● Challenge: Please reproduce the stretch of lines from the one containing "9, 295, 25]" through the one containing "991, 844, 1005]", both included.

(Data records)
# # # # #
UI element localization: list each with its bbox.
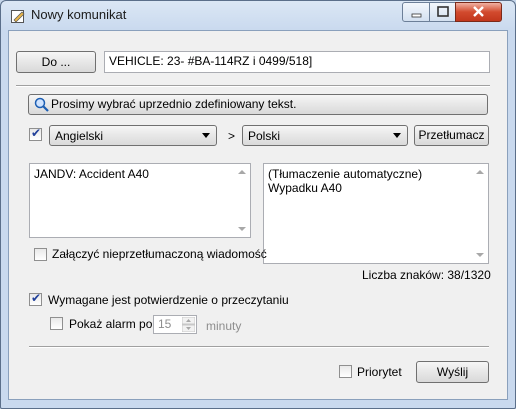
maximize-icon: [437, 6, 449, 17]
scroll-down-icon: [238, 227, 246, 231]
alarm-minutes-stepper[interactable]: 15: [153, 315, 197, 334]
magnifier-icon: [34, 97, 49, 112]
to-button[interactable]: Do ...: [16, 51, 96, 73]
scroll-up-icon: [476, 170, 484, 174]
dialog-window: Nowy komunikat Do ... VEHICLE: 23- #BA-1…: [0, 0, 516, 409]
chevron-down-icon: [393, 133, 401, 138]
source-language-select[interactable]: Angielski: [49, 125, 217, 146]
stepper-arrows-icon: [182, 317, 195, 332]
send-button[interactable]: Wyślij: [416, 361, 489, 383]
close-button[interactable]: [455, 2, 502, 22]
source-scrollbar[interactable]: [234, 164, 250, 237]
read-confirmation-label: Wymagane jest potwierdzenie o przeczytan…: [48, 293, 289, 307]
maximize-button[interactable]: [429, 2, 457, 22]
translation-checkbox[interactable]: [29, 126, 42, 141]
priority-label: Priorytet: [357, 365, 402, 379]
attach-untranslated-label: Załączyć nieprzetłumaczoną wiadomość: [52, 247, 267, 261]
minimize-button[interactable]: [402, 2, 431, 22]
separator: [29, 346, 489, 348]
chevron-down-icon: [202, 133, 210, 138]
alarm-label: Pokaż alarm po: [69, 317, 153, 331]
close-icon: [473, 6, 484, 17]
title-bar[interactable]: Nowy komunikat: [1, 1, 515, 29]
language-arrow: >: [228, 129, 236, 143]
alarm-minutes-value: 15: [158, 317, 172, 331]
source-text: JANDV: Accident A40: [34, 167, 149, 181]
translated-text-area[interactable]: (Tłumaczenie automatyczne) Wypadku A40: [263, 163, 489, 264]
dialog-body: Do ... VEHICLE: 23- #BA-114RZ i 0499/518…: [8, 30, 508, 400]
recipient-input[interactable]: VEHICLE: 23- #BA-114RZ i 0499/518]: [104, 51, 490, 73]
alarm-checkbox[interactable]: [50, 317, 63, 330]
window-title: Nowy komunikat: [31, 7, 127, 22]
translate-button[interactable]: Przetłumacz: [414, 125, 489, 146]
attach-untranslated-checkbox[interactable]: [34, 248, 47, 261]
source-text-area[interactable]: JANDV: Accident A40: [29, 163, 251, 238]
priority-checkbox[interactable]: [339, 365, 352, 378]
predefined-text-label: Prosimy wybrać uprzednio zdefiniowany te…: [51, 97, 297, 111]
translated-scrollbar[interactable]: [472, 164, 488, 263]
source-language-value: Angielski: [55, 129, 104, 143]
scroll-up-icon: [238, 170, 246, 174]
alarm-unit-label: minuty: [206, 319, 242, 333]
translated-text: (Tłumaczenie automatyczne) Wypadku A40: [268, 167, 426, 195]
target-language-value: Polski: [248, 129, 281, 143]
separator: [16, 85, 490, 87]
read-confirmation-checkbox[interactable]: [29, 291, 42, 306]
message-edit-icon: [11, 10, 25, 23]
char-count: Liczba znaków: 38/1320: [362, 268, 491, 282]
scroll-down-icon: [476, 253, 484, 257]
target-language-select[interactable]: Polski: [242, 125, 408, 146]
minimize-icon: [411, 13, 422, 18]
predefined-text-button[interactable]: Prosimy wybrać uprzednio zdefiniowany te…: [28, 94, 488, 115]
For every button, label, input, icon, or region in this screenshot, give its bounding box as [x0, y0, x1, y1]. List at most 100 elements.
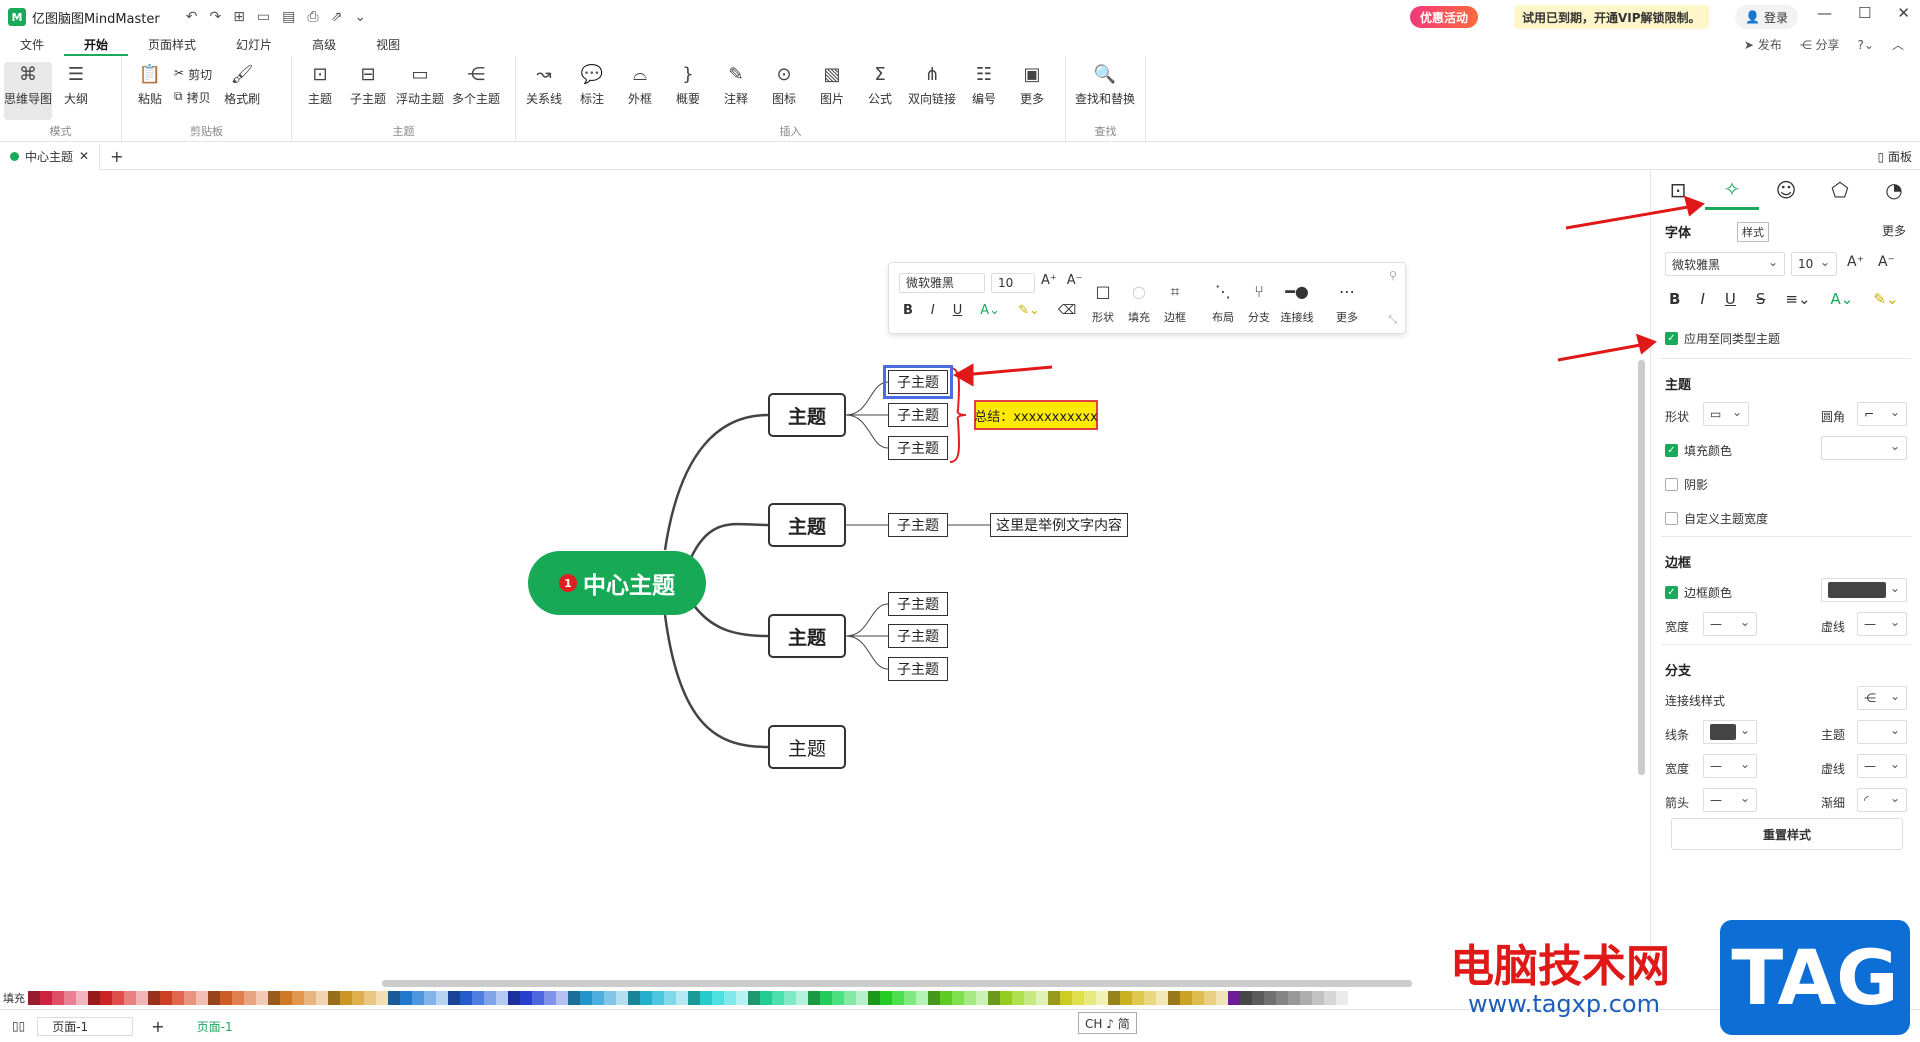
save-icon[interactable]: ▤	[282, 9, 295, 25]
help-icon[interactable]: ?⌄	[1858, 34, 1874, 56]
page-select[interactable]: 页面-1	[37, 1016, 134, 1036]
color-swatch[interactable]	[376, 991, 388, 1005]
arrow-select[interactable]: —	[1703, 788, 1757, 812]
color-swatch[interactable]	[568, 991, 580, 1005]
color-swatch[interactable]	[256, 991, 268, 1005]
color-swatch[interactable]	[352, 991, 364, 1005]
callout-button[interactable]: 💬 标注	[568, 62, 616, 107]
color-swatch[interactable]	[712, 991, 724, 1005]
color-swatch[interactable]	[832, 991, 844, 1005]
menu-slides[interactable]: 幻灯片	[216, 34, 292, 56]
more-font-link[interactable]: 更多	[1882, 222, 1906, 239]
branch-dash-select[interactable]: —	[1857, 754, 1907, 778]
color-swatch[interactable]	[1144, 991, 1156, 1005]
color-swatch[interactable]	[1156, 991, 1168, 1005]
color-swatch[interactable]	[172, 991, 184, 1005]
color-swatch[interactable]	[244, 991, 256, 1005]
color-swatch[interactable]	[196, 991, 208, 1005]
image-button[interactable]: ▧ 图片	[808, 62, 856, 107]
export-icon[interactable]: ⇗	[331, 9, 343, 25]
page-tab[interactable]: 页面-1	[183, 1018, 247, 1035]
color-swatch[interactable]	[280, 991, 292, 1005]
redo-icon[interactable]: ↷	[209, 9, 221, 25]
page-panel-icon[interactable]: ▯▯	[0, 1019, 37, 1033]
main-topic-3[interactable]: 主题	[768, 614, 846, 658]
line-style-select[interactable]: ⋲	[1857, 686, 1907, 710]
subtopic-button[interactable]: ⊟ 子主题	[344, 62, 392, 107]
color-swatch[interactable]	[1084, 991, 1096, 1005]
color-swatch[interactable]	[1096, 991, 1108, 1005]
print-icon[interactable]: ⎙	[307, 9, 318, 25]
color-swatch[interactable]	[316, 991, 328, 1005]
numbering-button[interactable]: ☷ 编号	[960, 62, 1008, 107]
menu-home[interactable]: 开始	[64, 34, 129, 56]
subtopic[interactable]: 子主题	[888, 592, 948, 616]
topic-button[interactable]: ⊡ 主题	[296, 62, 344, 107]
float-connector-button[interactable]: ━● 连接线	[1279, 281, 1315, 325]
float-layout-button[interactable]: ⋱ 布局	[1205, 281, 1241, 325]
color-swatch[interactable]	[100, 991, 112, 1005]
main-topic-1[interactable]: 主题	[768, 393, 846, 437]
color-swatch[interactable]	[940, 991, 952, 1005]
color-swatch[interactable]	[1120, 991, 1132, 1005]
color-swatch[interactable]	[28, 991, 40, 1005]
publish-button[interactable]: ➤ 发布	[1744, 34, 1782, 56]
color-swatch[interactable]	[952, 991, 964, 1005]
font-color-icon[interactable]: A⌄	[980, 303, 1000, 318]
color-swatch[interactable]	[904, 991, 916, 1005]
color-swatch[interactable]	[1024, 991, 1036, 1005]
highlight-icon[interactable]: ✎⌄	[1018, 303, 1040, 318]
shadow-checkbox[interactable]: 阴影	[1665, 476, 1708, 493]
underline-icon[interactable]: U	[953, 303, 963, 318]
color-swatch[interactable]	[304, 991, 316, 1005]
color-swatch[interactable]	[1000, 991, 1012, 1005]
color-swatch[interactable]	[1072, 991, 1084, 1005]
color-swatch[interactable]	[1300, 991, 1312, 1005]
subtopic[interactable]: 子主题	[888, 657, 948, 681]
color-swatch[interactable]	[664, 991, 676, 1005]
fill-color-select[interactable]	[1821, 436, 1907, 460]
mindmap-mode-button[interactable]: ⌘ 思维导图	[4, 62, 52, 120]
color-swatch[interactable]	[604, 991, 616, 1005]
border-width-select[interactable]: —	[1703, 612, 1757, 636]
summary-node[interactable]: 总结：xxxxxxxxxxx	[974, 400, 1098, 430]
color-swatch[interactable]	[1012, 991, 1024, 1005]
format-painter-button[interactable]: 🖌 格式刷	[218, 62, 266, 107]
color-swatch[interactable]	[1048, 991, 1060, 1005]
subtopic[interactable]: 子主题	[888, 513, 948, 537]
minimize-icon[interactable]: —	[1817, 4, 1832, 22]
float-size-select[interactable]: 10	[991, 273, 1035, 293]
color-swatch[interactable]	[448, 991, 460, 1005]
color-swatch[interactable]	[88, 991, 100, 1005]
color-swatch[interactable]	[688, 991, 700, 1005]
multiple-topics-button[interactable]: ⋲ 多个主题	[448, 62, 504, 107]
menu-page-style[interactable]: 页面样式	[128, 34, 216, 56]
color-swatch[interactable]	[340, 991, 352, 1005]
color-swatch[interactable]	[112, 991, 124, 1005]
color-swatch[interactable]	[976, 991, 988, 1005]
increase-font-icon[interactable]: A⁺	[1041, 273, 1057, 288]
color-swatch[interactable]	[64, 991, 76, 1005]
color-swatch[interactable]	[124, 991, 136, 1005]
color-swatch[interactable]	[796, 991, 808, 1005]
boundary-button[interactable]: ⌓ 外框	[616, 62, 664, 107]
color-swatch[interactable]	[676, 991, 688, 1005]
formula-button[interactable]: Σ 公式	[856, 62, 904, 107]
color-swatch[interactable]	[1180, 991, 1192, 1005]
color-swatch[interactable]	[496, 991, 508, 1005]
subtopic-selected[interactable]: 子主题	[883, 365, 953, 399]
color-swatch[interactable]	[160, 991, 172, 1005]
example-text-node[interactable]: 这里是举例文字内容	[990, 513, 1128, 537]
clear-format-icon[interactable]: ⌫	[1058, 303, 1076, 318]
undo-icon[interactable]: ↶	[186, 9, 198, 25]
float-fill-button[interactable]: ○ 填充	[1121, 281, 1157, 325]
relationship-button[interactable]: ↝ 关系线	[520, 62, 568, 107]
color-swatch[interactable]	[724, 991, 736, 1005]
close-icon[interactable]: ✕	[1897, 4, 1910, 22]
color-swatch[interactable]	[916, 991, 928, 1005]
color-swatch[interactable]	[400, 991, 412, 1005]
color-swatch[interactable]	[784, 991, 796, 1005]
icon-button[interactable]: ⊙ 图标	[760, 62, 808, 107]
border-color-checkbox[interactable]: ✓ 边框颜色	[1665, 584, 1732, 601]
color-swatch[interactable]	[364, 991, 376, 1005]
# # # # #
● Task output:
save-icon[interactable]: ▤	[282, 9, 295, 25]
help-icon[interactable]: ?⌄	[1858, 34, 1874, 56]
page-select[interactable]: 页面-1	[37, 1016, 134, 1036]
color-swatch[interactable]	[376, 991, 388, 1005]
arrow-select[interactable]: —	[1703, 788, 1757, 812]
color-swatch[interactable]	[568, 991, 580, 1005]
color-swatch[interactable]	[256, 991, 268, 1005]
color-swatch[interactable]	[352, 991, 364, 1005]
callout-button[interactable]: 💬 标注	[568, 62, 616, 107]
color-swatch[interactable]	[712, 991, 724, 1005]
color-swatch[interactable]	[832, 991, 844, 1005]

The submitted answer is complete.